**Exercise goal:** Give every line below again, exactly.

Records
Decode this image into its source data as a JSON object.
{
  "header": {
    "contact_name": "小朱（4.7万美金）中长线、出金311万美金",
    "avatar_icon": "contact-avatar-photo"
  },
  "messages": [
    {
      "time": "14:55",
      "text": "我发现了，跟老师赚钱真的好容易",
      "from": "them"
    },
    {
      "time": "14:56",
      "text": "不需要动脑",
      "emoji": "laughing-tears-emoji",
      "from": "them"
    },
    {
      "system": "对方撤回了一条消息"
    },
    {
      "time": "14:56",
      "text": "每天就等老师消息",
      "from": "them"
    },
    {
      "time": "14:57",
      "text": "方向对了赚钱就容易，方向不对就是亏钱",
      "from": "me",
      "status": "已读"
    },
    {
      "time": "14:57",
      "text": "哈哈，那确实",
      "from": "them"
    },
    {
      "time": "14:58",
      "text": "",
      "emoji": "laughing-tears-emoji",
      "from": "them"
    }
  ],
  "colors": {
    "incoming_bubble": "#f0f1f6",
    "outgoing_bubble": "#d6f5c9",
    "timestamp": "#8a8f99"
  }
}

**Finished task:**
Decode this image into its source data as a JSON object.
{
  "header": {
    "contact_name": "小朱（4.7万美金）中长线、出金311万美金",
    "avatar_icon": "contact-avatar-photo"
  },
  "messages": [
    {
      "time": "14:55",
      "text": "我发现了，跟老师赚钱真的好容易",
      "from": "them"
    },
    {
      "time": "14:56",
      "text": "不需要动脑",
      "emoji": "laughing-tears-emoji",
      "from": "them"
    },
    {
      "system": "对方撤回了一条消息"
    },
    {
      "time": "14:56",
      "text": "每天就等老师消息",
      "from": "them"
    },
    {
      "time": "14:57",
      "text": "方向对了赚钱就容易，方向不对就是亏钱",
      "from": "me",
      "status": "已读"
    },
    {
      "time": "14:57",
      "text": "哈哈，那确实",
      "from": "them"
    },
    {
      "time": "14:58",
      "text": "",
      "emoji": "laughing-tears-emoji",
      "from": "them"
    }
  ],
  "colors": {
    "incoming_bubble": "#f0f1f6",
    "outgoing_bubble": "#d6f5c9",
    "timestamp": "#8a8f99"
  }
}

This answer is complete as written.